» Exercise objective: Your answer should be a single number: the count of lines containing "таких".

» Materials provided:
■ ■ ■ ■ ■ ■ ■

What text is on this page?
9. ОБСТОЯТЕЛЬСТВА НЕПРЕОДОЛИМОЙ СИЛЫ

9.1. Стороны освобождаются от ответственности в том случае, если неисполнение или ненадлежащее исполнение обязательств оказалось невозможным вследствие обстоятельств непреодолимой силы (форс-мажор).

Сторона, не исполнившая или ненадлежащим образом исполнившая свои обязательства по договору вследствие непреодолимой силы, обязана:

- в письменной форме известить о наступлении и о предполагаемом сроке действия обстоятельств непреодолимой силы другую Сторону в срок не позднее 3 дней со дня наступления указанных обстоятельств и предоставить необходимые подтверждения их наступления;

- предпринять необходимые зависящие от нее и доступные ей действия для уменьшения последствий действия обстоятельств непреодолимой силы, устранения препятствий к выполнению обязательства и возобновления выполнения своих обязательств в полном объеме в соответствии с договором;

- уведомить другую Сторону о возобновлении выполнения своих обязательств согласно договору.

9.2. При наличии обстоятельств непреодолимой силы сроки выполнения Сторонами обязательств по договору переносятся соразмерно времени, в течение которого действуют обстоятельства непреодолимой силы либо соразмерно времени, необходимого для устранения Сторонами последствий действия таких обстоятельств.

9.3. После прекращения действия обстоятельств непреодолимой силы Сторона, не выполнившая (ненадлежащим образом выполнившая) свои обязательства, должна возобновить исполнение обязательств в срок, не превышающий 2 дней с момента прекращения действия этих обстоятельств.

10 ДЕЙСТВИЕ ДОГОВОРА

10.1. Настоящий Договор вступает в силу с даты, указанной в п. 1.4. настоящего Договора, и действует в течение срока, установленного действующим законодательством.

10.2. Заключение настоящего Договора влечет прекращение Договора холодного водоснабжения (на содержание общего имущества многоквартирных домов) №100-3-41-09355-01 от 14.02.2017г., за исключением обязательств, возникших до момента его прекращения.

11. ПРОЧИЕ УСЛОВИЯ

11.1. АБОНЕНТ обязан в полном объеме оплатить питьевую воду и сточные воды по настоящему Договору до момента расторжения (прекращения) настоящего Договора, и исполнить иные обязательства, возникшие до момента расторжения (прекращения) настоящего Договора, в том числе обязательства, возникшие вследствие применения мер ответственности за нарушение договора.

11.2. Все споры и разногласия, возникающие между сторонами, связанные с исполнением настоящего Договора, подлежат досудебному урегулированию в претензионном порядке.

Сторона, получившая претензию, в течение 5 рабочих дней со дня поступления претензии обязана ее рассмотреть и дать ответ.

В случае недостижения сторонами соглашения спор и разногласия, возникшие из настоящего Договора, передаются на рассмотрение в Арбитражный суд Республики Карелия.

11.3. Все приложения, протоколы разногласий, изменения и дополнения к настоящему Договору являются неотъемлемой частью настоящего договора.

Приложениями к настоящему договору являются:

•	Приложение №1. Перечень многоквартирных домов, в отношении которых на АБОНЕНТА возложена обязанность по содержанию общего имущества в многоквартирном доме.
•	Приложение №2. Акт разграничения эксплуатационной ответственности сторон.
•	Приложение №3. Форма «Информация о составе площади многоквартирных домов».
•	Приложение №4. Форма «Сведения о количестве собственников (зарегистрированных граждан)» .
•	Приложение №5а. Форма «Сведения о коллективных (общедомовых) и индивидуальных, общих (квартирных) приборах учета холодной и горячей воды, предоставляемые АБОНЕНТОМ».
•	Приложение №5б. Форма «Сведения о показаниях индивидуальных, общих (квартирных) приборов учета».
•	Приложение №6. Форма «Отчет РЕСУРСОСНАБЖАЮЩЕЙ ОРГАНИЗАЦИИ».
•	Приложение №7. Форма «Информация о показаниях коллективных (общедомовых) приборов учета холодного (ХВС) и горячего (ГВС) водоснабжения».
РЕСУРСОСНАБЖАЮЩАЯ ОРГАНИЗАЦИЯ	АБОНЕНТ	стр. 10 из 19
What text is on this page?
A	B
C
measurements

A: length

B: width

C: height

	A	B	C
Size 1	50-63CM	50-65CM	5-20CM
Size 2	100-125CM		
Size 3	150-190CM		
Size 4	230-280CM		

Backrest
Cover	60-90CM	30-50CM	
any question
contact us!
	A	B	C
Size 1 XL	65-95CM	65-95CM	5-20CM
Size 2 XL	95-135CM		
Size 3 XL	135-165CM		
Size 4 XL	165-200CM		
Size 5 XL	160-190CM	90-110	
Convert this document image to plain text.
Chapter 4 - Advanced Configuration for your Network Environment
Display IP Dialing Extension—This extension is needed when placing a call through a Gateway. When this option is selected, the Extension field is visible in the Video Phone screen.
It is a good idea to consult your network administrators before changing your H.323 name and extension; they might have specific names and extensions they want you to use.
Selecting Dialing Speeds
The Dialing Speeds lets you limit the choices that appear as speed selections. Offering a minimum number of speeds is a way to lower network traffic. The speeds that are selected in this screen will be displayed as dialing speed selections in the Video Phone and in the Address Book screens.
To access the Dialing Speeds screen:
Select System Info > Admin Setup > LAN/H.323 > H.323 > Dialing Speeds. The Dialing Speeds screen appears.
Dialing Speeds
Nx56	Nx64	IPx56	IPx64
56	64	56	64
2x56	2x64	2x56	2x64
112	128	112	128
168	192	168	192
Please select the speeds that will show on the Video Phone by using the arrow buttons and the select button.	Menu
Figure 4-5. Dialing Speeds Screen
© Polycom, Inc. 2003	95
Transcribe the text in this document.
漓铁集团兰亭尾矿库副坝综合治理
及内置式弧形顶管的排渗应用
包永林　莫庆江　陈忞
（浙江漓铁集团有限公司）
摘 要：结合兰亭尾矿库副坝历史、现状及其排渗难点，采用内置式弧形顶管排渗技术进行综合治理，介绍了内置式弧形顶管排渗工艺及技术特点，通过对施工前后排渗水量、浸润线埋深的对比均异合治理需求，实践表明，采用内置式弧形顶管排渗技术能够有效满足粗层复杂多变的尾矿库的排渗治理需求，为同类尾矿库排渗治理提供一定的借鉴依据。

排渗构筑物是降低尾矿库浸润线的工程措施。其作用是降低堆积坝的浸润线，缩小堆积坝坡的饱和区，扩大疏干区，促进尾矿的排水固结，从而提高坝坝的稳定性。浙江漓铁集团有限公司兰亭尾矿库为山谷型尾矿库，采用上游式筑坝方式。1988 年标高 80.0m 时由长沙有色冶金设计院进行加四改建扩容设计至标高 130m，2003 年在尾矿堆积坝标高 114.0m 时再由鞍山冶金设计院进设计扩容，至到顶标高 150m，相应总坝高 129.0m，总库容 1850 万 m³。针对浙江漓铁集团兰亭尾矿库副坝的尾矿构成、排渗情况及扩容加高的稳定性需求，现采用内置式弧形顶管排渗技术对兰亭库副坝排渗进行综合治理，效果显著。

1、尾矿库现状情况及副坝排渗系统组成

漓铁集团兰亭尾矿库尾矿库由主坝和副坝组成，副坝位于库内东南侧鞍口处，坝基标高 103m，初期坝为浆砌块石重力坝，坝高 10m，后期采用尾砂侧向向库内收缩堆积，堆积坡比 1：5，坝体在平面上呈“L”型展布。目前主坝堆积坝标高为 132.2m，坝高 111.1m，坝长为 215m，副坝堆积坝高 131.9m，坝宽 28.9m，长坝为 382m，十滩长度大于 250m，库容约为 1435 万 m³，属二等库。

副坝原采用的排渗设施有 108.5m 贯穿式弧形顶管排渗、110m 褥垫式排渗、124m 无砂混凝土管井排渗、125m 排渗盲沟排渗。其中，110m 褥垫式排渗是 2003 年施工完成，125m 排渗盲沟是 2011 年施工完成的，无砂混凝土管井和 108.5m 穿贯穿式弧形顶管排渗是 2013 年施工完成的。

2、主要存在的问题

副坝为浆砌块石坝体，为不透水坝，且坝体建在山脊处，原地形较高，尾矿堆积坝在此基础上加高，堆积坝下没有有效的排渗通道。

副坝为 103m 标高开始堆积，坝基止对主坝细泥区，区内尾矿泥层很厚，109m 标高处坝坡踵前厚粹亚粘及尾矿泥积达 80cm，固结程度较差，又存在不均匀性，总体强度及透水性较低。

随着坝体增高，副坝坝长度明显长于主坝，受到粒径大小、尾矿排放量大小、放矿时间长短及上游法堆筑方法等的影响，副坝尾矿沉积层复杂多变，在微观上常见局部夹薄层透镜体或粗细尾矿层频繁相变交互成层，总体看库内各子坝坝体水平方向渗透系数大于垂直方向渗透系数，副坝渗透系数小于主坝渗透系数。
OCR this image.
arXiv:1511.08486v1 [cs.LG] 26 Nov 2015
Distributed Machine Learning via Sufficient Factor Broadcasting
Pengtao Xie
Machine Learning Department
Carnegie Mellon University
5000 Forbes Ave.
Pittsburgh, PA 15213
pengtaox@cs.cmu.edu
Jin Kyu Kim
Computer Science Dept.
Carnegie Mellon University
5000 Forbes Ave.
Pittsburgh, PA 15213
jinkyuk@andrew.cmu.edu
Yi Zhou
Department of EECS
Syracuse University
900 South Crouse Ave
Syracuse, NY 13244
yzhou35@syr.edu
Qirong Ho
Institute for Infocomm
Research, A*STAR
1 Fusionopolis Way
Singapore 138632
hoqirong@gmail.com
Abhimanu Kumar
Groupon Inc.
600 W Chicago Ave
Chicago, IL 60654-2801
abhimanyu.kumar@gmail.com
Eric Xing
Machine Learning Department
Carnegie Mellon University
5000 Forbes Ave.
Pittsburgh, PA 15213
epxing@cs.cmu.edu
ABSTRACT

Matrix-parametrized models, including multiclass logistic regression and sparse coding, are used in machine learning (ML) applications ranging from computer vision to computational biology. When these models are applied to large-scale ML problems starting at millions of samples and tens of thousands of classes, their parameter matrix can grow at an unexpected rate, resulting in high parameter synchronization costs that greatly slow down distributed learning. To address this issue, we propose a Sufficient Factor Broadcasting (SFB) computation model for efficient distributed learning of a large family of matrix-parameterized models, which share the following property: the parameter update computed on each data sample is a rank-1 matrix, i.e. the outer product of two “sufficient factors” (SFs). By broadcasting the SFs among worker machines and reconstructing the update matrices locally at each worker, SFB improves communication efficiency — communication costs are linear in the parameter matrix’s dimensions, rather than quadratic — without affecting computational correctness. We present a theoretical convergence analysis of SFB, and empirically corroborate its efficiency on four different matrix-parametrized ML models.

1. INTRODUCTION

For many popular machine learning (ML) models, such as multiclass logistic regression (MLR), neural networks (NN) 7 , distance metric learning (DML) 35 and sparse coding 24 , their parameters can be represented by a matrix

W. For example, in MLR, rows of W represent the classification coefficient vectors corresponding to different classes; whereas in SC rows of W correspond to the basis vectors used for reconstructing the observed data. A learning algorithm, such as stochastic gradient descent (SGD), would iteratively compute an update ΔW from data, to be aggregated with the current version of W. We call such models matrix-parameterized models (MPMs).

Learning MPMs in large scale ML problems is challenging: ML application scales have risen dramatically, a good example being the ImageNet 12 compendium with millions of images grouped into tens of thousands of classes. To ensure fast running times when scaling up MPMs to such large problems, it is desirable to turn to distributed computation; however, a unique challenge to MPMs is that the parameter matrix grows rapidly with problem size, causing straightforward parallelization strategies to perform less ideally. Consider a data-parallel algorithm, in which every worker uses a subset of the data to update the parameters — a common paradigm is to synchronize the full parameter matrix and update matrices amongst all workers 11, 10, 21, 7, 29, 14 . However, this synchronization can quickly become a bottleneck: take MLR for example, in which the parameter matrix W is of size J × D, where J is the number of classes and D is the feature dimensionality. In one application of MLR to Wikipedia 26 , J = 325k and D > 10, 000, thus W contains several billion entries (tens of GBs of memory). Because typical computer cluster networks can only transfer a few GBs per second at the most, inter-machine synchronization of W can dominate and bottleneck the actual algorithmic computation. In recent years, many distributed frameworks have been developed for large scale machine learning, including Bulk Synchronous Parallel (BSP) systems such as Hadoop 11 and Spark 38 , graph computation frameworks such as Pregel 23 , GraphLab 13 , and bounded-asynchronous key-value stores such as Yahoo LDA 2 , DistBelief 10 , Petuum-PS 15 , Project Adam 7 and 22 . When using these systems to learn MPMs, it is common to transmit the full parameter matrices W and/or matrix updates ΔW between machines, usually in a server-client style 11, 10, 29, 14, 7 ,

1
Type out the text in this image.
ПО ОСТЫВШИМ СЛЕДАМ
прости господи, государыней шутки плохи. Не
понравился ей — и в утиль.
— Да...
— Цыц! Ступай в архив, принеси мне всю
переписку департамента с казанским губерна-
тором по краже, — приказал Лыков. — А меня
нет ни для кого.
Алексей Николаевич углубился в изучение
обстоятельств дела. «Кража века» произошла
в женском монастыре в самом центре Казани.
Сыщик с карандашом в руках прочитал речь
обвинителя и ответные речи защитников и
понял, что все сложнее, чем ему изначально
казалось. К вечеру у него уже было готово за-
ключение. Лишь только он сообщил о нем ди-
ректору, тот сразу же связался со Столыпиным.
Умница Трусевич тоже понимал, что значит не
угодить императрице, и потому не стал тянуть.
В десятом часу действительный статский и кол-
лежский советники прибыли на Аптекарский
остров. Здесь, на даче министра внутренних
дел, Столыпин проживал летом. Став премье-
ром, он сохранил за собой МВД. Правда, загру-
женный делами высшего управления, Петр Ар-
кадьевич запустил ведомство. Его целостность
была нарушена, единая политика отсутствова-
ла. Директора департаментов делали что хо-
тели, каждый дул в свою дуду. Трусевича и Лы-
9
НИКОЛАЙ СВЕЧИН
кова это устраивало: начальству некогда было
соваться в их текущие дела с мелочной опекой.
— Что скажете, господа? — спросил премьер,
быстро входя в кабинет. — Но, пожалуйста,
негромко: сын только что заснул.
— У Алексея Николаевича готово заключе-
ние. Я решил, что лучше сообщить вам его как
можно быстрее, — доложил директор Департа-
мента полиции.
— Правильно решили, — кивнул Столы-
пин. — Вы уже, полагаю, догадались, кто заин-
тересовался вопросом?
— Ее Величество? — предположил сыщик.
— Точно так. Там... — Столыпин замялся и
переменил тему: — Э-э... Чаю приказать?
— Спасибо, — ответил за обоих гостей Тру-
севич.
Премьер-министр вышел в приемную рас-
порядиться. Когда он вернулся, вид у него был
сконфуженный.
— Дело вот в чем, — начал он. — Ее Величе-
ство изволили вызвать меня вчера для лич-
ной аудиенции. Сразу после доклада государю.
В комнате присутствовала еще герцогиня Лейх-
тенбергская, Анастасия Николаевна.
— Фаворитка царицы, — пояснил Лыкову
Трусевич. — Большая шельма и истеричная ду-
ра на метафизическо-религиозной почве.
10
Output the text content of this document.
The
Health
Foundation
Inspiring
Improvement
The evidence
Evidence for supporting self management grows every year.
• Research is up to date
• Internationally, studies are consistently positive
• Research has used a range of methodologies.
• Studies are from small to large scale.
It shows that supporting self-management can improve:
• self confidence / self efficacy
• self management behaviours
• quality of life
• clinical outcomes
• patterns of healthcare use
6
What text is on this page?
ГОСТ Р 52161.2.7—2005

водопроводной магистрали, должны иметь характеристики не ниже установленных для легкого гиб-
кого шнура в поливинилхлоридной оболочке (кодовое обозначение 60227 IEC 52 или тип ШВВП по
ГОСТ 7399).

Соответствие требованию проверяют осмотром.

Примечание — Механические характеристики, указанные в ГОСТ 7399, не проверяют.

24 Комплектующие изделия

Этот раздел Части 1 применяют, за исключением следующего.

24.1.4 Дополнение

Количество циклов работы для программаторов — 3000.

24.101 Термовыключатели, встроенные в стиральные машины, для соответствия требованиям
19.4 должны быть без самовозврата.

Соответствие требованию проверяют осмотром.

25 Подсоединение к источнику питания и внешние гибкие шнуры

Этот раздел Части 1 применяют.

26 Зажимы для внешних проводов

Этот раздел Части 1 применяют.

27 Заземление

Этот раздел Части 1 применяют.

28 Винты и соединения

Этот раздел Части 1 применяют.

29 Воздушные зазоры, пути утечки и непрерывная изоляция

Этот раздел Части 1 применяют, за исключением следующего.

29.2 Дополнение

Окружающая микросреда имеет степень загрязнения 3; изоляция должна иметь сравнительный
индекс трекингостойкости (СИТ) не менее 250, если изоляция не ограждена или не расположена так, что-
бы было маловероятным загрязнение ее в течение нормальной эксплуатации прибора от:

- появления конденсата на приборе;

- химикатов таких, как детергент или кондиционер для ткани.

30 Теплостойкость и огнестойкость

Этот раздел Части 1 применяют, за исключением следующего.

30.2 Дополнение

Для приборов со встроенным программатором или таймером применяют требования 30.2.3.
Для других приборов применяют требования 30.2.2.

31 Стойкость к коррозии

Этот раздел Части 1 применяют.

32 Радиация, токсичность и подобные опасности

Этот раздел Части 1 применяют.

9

■ ■ ■ ■ ■ ■ ■

» Written reply: 2